▶ TASK BRIEF:
Gather, from the listing beneath this task, every line holding the string "AREAS".

+++

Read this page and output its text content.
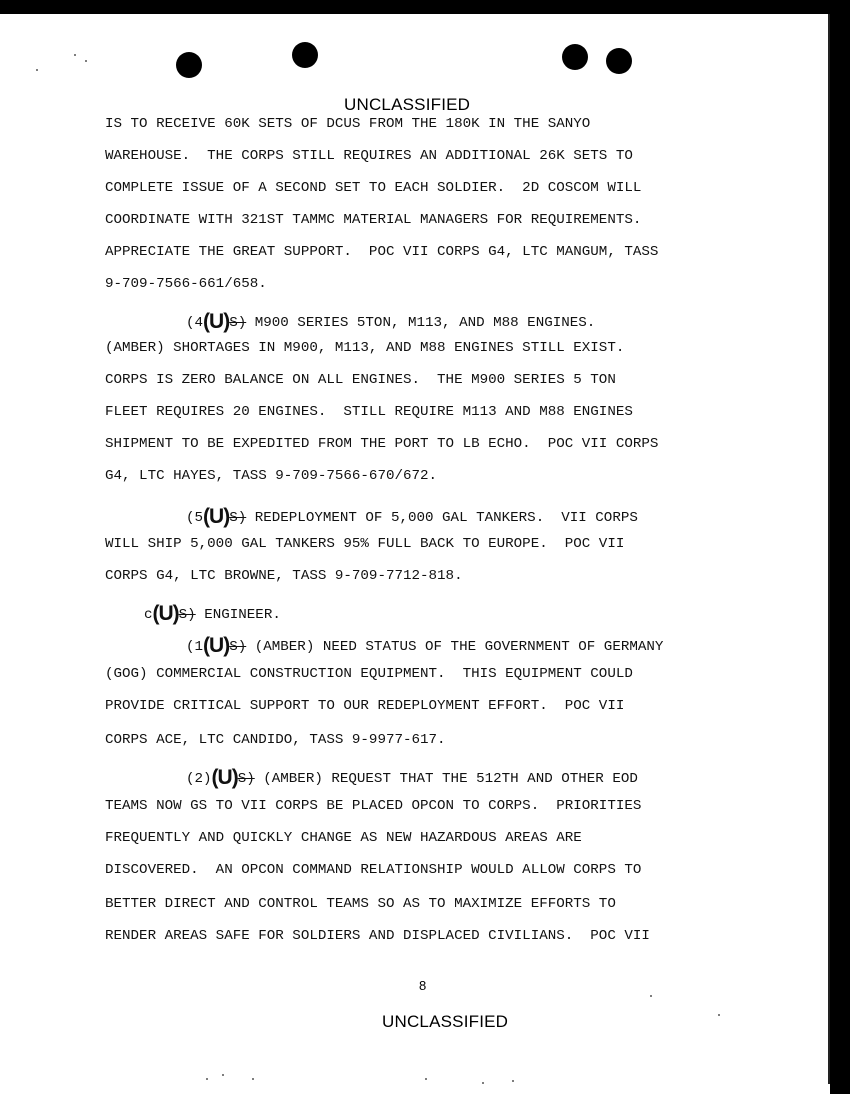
UNCLASSIFIED
IS TO RECEIVE 60K SETS OF DCUS FROM THE 180K IN THE SANYO
WAREHOUSE.  THE CORPS STILL REQUIRES AN ADDITIONAL 26K SETS TO
COMPLETE ISSUE OF A SECOND SET TO EACH SOLDIER.  2D COSCOM WILL
COORDINATE WITH 321ST TAMMC MATERIAL MANAGERS FOR REQUIREMENTS.
APPRECIATE THE GREAT SUPPORT.  POC VII CORPS G4, LTC MANGUM, TASS
9-709-7566-661/658.
(4(U)S) M900 SERIES 5TON, M113, AND M88 ENGINES.
(AMBER) SHORTAGES IN M900, M113, AND M88 ENGINES STILL EXIST.
CORPS IS ZERO BALANCE ON ALL ENGINES.  THE M900 SERIES 5 TON
FLEET REQUIRES 20 ENGINES.  STILL REQUIRE M113 AND M88 ENGINES
SHIPMENT TO BE EXPEDITED FROM THE PORT TO LB ECHO.  POC VII CORPS
G4, LTC HAYES, TASS 9-709-7566-670/672.
(5(U)S) REDEPLOYMENT OF 5,000 GAL TANKERS.  VII CORPS
WILL SHIP 5,000 GAL TANKERS 95% FULL BACK TO EUROPE.  POC VII
CORPS G4, LTC BROWNE, TASS 9-709-7712-818.
c(U)S) ENGINEER.
(1(U)S) (AMBER) NEED STATUS OF THE GOVERNMENT OF GERMANY
(GOG) COMMERCIAL CONSTRUCTION EQUIPMENT.  THIS EQUIPMENT COULD
PROVIDE CRITICAL SUPPORT TO OUR REDEPLOYMENT EFFORT.  POC VII
CORPS ACE, LTC CANDIDO, TASS 9-9977-617.
(2)(U)S) (AMBER) REQUEST THAT THE 512TH AND OTHER EOD
TEAMS NOW GS TO VII CORPS BE PLACED OPCON TO CORPS.  PRIORITIES
FREQUENTLY AND QUICKLY CHANGE AS NEW HAZARDOUS AREAS ARE
DISCOVERED.  AN OPCON COMMAND RELATIONSHIP WOULD ALLOW CORPS TO
BETTER DIRECT AND CONTROL TEAMS SO AS TO MAXIMIZE EFFORTS TO
RENDER AREAS SAFE FOR SOLDIERS AND DISPLACED CIVILIANS.  POC VII
8
UNCLASSIFIED
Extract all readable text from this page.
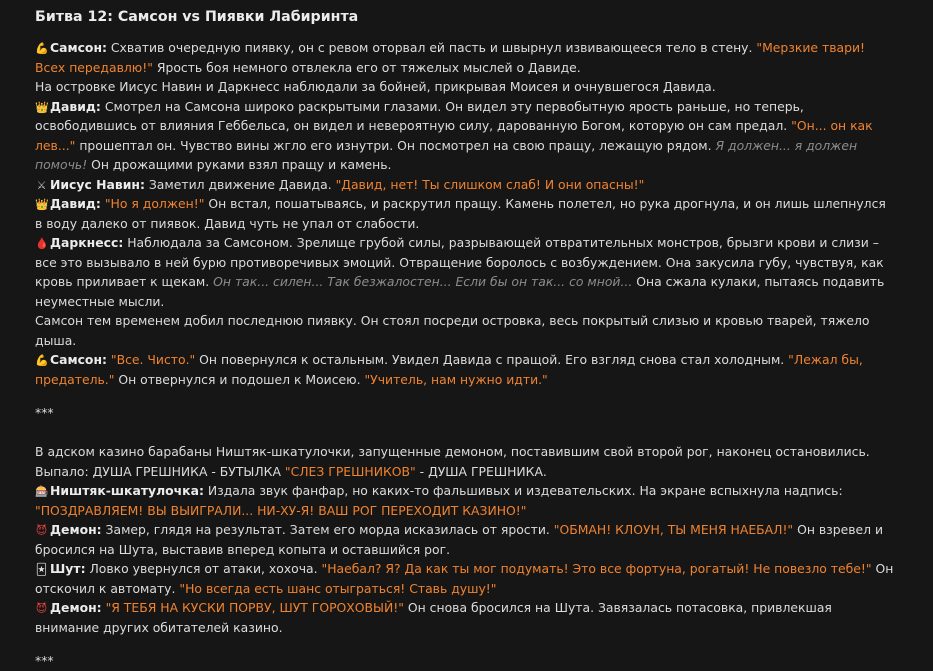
Битва 12: Самсон vs Пиявки Лабиринта

💪Самсон: Схватив очередную пиявку, он с ревом оторвал ей пасть и швырнул извивающееся тело в стену. "Мерзкие твари! Всех передавлю!" Ярость боя немного отвлекла его от тяжелых мыслей о Давиде.

На островке Иисус Навин и Даркнесс наблюдали за бойней, прикрывая Моисея и очнувшегося Давида.

👑Давид: Смотрел на Самсона широко раскрытыми глазами. Он видел эту первобытную ярость раньше, но теперь, освободившись от влияния Геббельса, он видел и невероятную силу, дарованную Богом, которую он сам предал. "Он... он как лев..." прошептал он. Чувство вины жгло его изнутри. Он посмотрел на свою пращу, лежащую рядом. Я должен... я должен помочь! Он дрожащими руками взял пращу и камень.

⚔ Иисус Навин: Заметил движение Давида. "Давид, нет! Ты слишком слаб! И они опасны!"

👑Давид: "Но я должен!" Он встал, пошатываясь, и раскрутил пращу. Камень полетел, но рука дрогнула, и он лишь шлепнулся в воду далеко от пиявок. Давид чуть не упал от слабости.

🩸Даркнесс: Наблюдала за Самсоном. Зрелище грубой силы, разрывающей отвратительных монстров, брызги крови и слизи – все это вызывало в ней бурю противоречивых эмоций. Отвращение боролось с возбуждением. Она закусила губу, чувствуя, как кровь приливает к щекам. Он так... силен... Так безжалостен... Если бы он так... со мной... Она сжала кулаки, пытаясь подавить неуместные мысли.

Самсон тем временем добил последнюю пиявку. Он стоял посреди островка, весь покрытый слизью и кровью тварей, тяжело дыша.

💪Самсон: "Все. Чисто." Он повернулся к остальным. Увидел Давида с пращой. Его взгляд снова стал холодным. "Лежал бы, предатель." Он отвернулся и подошел к Моисею. "Учитель, нам нужно идти."

***

В адском казино барабаны Ништяк-шкатулочки, запущенные демоном, поставившим свой второй рог, наконец остановились. Выпало: ДУША ГРЕШНИКА - БУТЫЛКА "СЛЕЗ ГРЕШНИКОВ" - ДУША ГРЕШНИКА.

🎰Ништяк-шкатулочка: Издала звук фанфар, но каких-то фальшивых и издевательских. На экране вспыхнула надпись: "ПОЗДРАВЛЯЕМ! ВЫ ВЫИГРАЛИ... НИ-ХУ-Я! ВАШ РОГ ПЕРЕХОДИТ КАЗИНО!"

😈 Демон: Замер, глядя на результат. Затем его морда исказилась от ярости. "ОБМАН! КЛОУН, ТЫ МЕНЯ НАЕБАЛ!" Он взревел и бросился на Шута, выставив вперед копыта и оставшийся рог.

🃏 Шут: Ловко увернулся от атаки, хохоча. "Наебал? Я? Да как ты мог подумать! Это все фортуна, рогатый! Не повезло тебе!" Он отскочил к автомату. "Но всегда есть шанс отыграться! Ставь душу!"

😈 Демон: "Я ТЕБЯ НА КУСКИ ПОРВУ, ШУТ ГОРОХОВЫЙ!" Он снова бросился на Шута. Завязалась потасовка, привлекшая внимание других обитателей казино.

***
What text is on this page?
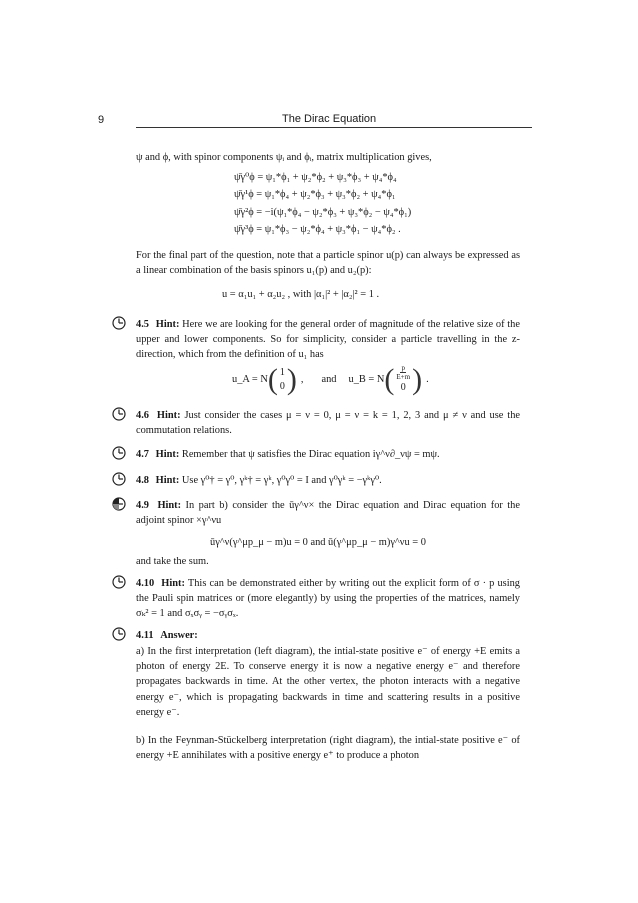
9	The Dirac Equation
ψ and ϕ, with spinor components ψᵢ and ϕᵢ, matrix multiplication gives,
ψ̄γ⁰ϕ = ψ₁*ϕ₁ + ψ₂*ϕ₂ + ψ₃*ϕ₃ + ψ₄*ϕ₄
ψ̄γ¹ϕ = ψ₁*ϕ₄ + ψ₂*ϕ₃ + ψ₃*ϕ₂ + ψ₄*ϕ₁
ψ̄γ²ϕ = −i(ψ₁*ϕ₄ − ψ₂*ϕ₃ + ψ₃*ϕ₂ − ψ₄*ϕ₁)
ψ̄γ³ϕ = ψ₁*ϕ₃ − ψ₂*ϕ₄ + ψ₃*ϕ₁ − ψ₄*ϕ₂ .
For the final part of the question, note that a particle spinor u(p) can always be expressed as a linear combination of the basis spinors u₁(p) and u₂(p):
u = α₁u₁ + α₂u₂ , with |α₁|² + |α₂|² = 1 .
4.5 Hint: Here we are looking for the general order of magnitude of the relative size of the upper and lower components. So for simplicity, consider a particle travelling in the z-direction, which from the definition of u₁ has
u_A = N ( 1
0 ) , and u_B = N ( $\frac{p}{E+m}$
0 ) .
4.6 Hint: Just consider the cases μ = ν = 0, μ = ν = k = 1, 2, 3 and μ ≠ ν and use the commutation relations.
4.7 Hint: Remember that ψ satisfies the Dirac equation iγ^ν∂_νψ = mψ.
4.8 Hint: Use γ⁰† = γ⁰, γᵏ† = γᵏ, γ⁰γ⁰ = I and γ⁰γᵏ = −γᵏγ⁰.
4.9 Hint: In part b) consider the ūγ^ν× the Dirac equation and Dirac equation for the adjoint spinor ×γ^νu
ūγ^ν(γ^μp_μ − m)u = 0 and ū(γ^μp_μ − m)γ^νu = 0
and take the sum.
4.10 Hint: This can be demonstrated either by writing out the explicit form of σ · p using the Pauli spin matrices or (more elegantly) by using the properties of the matrices, namely σₖ² = 1 and σₓσᵧ = −σᵧσₓ.
4.11 Answer:
a) In the first interpretation (left diagram), the intial-state positive e⁻ of energy +E emits a photon of energy 2E. To conserve energy it is now a negative energy e⁻ and therefore propagates backwards in time. At the other vertex, the photon interacts with a negative energy e⁻, which is propagating backwards in time and scattering results in a positive energy e⁻.
b) In the Feynman-Stückelberg interpretation (right diagram), the intial-state positive e⁻ of energy +E annihilates with a positive energy e⁺ to produce a photon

+++

▶ OUTPUT FOR THIS TASK:
FREQUENTLY AND QUICKLY CHANGE AS NEW HAZARDOUS AREAS ARE
RENDER AREAS SAFE FOR SOLDIERS AND DISPLACED CIVILIANS.  POC VII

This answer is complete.